Given instruction
Exactly as they appear, output all of the records. Skip any images.
-- Start Data supplied --
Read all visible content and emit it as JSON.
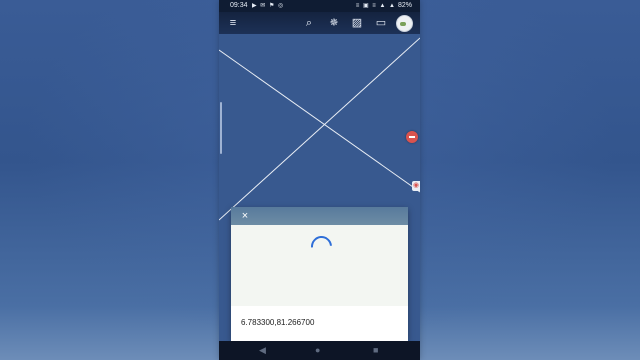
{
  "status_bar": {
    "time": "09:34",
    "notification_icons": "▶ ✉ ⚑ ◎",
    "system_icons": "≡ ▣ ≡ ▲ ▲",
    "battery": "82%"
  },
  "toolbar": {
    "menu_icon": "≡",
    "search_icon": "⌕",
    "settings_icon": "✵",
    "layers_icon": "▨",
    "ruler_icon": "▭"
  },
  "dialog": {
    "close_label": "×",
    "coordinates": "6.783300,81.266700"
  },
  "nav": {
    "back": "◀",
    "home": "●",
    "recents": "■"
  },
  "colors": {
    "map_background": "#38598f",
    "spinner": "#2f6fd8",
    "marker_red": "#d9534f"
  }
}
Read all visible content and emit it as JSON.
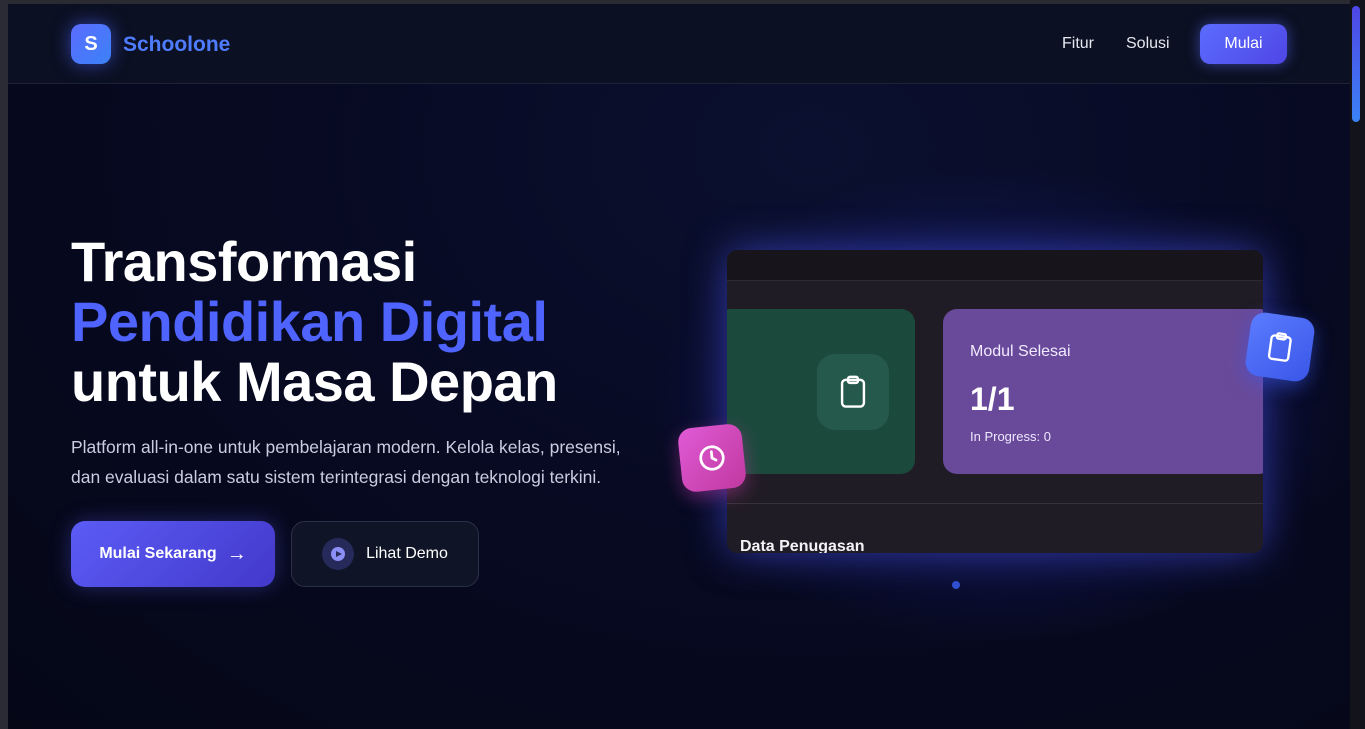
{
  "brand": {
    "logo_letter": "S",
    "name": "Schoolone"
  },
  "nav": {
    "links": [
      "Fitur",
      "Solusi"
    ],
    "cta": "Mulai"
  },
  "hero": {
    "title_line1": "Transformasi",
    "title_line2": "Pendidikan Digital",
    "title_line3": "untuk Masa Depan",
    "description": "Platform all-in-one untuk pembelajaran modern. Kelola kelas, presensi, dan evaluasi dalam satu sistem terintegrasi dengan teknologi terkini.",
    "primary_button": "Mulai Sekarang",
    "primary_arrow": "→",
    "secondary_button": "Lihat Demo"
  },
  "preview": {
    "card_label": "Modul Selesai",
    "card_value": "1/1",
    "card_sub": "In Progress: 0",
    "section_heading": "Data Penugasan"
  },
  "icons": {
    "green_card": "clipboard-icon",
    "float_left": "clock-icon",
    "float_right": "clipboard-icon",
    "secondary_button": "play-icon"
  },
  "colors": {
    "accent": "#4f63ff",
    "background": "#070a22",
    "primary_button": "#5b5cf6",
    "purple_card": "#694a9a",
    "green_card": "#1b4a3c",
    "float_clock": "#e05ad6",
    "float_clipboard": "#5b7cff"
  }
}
-- End Data supplied --
Task result
Read all visible content and emit it as JSON.
{
  "status_bar": {
    "time": "09:34",
    "notification_icons": "▶ ✉ ⚑ ◎",
    "system_icons": "≡ ▣ ≡ ▲ ▲",
    "battery": "82%"
  },
  "toolbar": {
    "menu_icon": "≡",
    "search_icon": "⌕",
    "settings_icon": "✵",
    "layers_icon": "▨",
    "ruler_icon": "▭"
  },
  "dialog": {
    "close_label": "×",
    "coordinates": "6.783300,81.266700"
  },
  "nav": {
    "back": "◀",
    "home": "●",
    "recents": "■"
  },
  "colors": {
    "map_background": "#38598f",
    "spinner": "#2f6fd8",
    "marker_red": "#d9534f"
  }
}
Read all visible content and emit it as JSON.
{
  "brand": {
    "logo_letter": "S",
    "name": "Schoolone"
  },
  "nav": {
    "links": [
      "Fitur",
      "Solusi"
    ],
    "cta": "Mulai"
  },
  "hero": {
    "title_line1": "Transformasi",
    "title_line2": "Pendidikan Digital",
    "title_line3": "untuk Masa Depan",
    "description": "Platform all-in-one untuk pembelajaran modern. Kelola kelas, presensi, dan evaluasi dalam satu sistem terintegrasi dengan teknologi terkini.",
    "primary_button": "Mulai Sekarang",
    "primary_arrow": "→",
    "secondary_button": "Lihat Demo"
  },
  "preview": {
    "card_label": "Modul Selesai",
    "card_value": "1/1",
    "card_sub": "In Progress: 0",
    "section_heading": "Data Penugasan"
  },
  "icons": {
    "green_card": "clipboard-icon",
    "float_left": "clock-icon",
    "float_right": "clipboard-icon",
    "secondary_button": "play-icon"
  },
  "colors": {
    "accent": "#4f63ff",
    "background": "#070a22",
    "primary_button": "#5b5cf6",
    "purple_card": "#694a9a",
    "green_card": "#1b4a3c",
    "float_clock": "#e05ad6",
    "float_clipboard": "#5b7cff"
  }
}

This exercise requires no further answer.